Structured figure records
----

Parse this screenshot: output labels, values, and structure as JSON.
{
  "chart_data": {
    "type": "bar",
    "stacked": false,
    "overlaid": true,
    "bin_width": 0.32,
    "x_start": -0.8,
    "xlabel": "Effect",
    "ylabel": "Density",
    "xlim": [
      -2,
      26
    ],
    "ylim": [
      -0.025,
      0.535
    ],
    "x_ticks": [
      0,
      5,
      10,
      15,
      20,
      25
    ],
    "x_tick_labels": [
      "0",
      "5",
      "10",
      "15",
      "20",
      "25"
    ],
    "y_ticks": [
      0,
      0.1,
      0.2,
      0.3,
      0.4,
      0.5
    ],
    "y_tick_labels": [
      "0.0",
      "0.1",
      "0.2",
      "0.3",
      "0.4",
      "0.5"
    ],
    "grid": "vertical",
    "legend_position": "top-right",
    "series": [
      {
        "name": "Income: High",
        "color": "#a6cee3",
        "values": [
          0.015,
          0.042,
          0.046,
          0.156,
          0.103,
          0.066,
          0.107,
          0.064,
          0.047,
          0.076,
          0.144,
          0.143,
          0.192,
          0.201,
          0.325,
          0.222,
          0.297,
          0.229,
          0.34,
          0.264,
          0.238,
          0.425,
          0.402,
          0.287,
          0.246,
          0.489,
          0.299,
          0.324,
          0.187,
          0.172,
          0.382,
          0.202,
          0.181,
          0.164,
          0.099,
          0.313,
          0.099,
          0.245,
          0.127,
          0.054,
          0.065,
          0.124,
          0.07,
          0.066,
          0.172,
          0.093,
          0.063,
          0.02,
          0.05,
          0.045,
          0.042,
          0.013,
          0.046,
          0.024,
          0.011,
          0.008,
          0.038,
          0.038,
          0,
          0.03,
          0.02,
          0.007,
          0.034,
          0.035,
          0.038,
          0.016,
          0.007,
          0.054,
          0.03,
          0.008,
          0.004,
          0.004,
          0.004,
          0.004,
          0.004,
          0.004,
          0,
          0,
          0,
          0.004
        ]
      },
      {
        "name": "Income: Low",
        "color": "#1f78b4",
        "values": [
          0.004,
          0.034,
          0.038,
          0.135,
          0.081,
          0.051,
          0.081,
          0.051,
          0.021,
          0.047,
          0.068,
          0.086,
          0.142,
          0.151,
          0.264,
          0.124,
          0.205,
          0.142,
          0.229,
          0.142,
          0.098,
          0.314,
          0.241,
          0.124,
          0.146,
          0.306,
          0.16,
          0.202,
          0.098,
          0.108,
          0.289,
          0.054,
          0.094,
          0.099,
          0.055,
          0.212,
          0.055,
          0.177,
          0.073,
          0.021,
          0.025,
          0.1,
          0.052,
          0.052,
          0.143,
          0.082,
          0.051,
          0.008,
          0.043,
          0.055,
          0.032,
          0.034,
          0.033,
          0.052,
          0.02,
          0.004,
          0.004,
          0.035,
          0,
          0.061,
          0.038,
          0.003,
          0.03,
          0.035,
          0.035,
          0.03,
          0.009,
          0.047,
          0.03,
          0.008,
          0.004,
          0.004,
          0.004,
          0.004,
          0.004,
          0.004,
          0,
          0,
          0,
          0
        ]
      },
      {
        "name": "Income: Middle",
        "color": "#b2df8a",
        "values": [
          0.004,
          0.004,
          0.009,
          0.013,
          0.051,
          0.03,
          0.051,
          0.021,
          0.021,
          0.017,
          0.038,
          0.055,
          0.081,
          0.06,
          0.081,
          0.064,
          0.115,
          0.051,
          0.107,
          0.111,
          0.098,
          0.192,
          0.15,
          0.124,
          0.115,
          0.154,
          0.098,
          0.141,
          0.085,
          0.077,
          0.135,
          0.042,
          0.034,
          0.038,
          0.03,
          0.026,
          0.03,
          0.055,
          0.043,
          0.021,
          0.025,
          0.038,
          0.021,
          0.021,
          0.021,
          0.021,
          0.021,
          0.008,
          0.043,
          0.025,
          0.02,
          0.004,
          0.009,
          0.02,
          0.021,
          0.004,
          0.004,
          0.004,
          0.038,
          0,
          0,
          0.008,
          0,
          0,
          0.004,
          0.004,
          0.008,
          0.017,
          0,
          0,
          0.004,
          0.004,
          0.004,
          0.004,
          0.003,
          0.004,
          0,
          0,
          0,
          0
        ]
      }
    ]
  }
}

----

- _WHAT THE TASK ASKS_:
Using the records above, gather all lines where the string "name" is present.

- _EXPECTED ANSWER_:
        "name": "Income: High",
        "name": "Income: Low",
        "name": "Income: Middle",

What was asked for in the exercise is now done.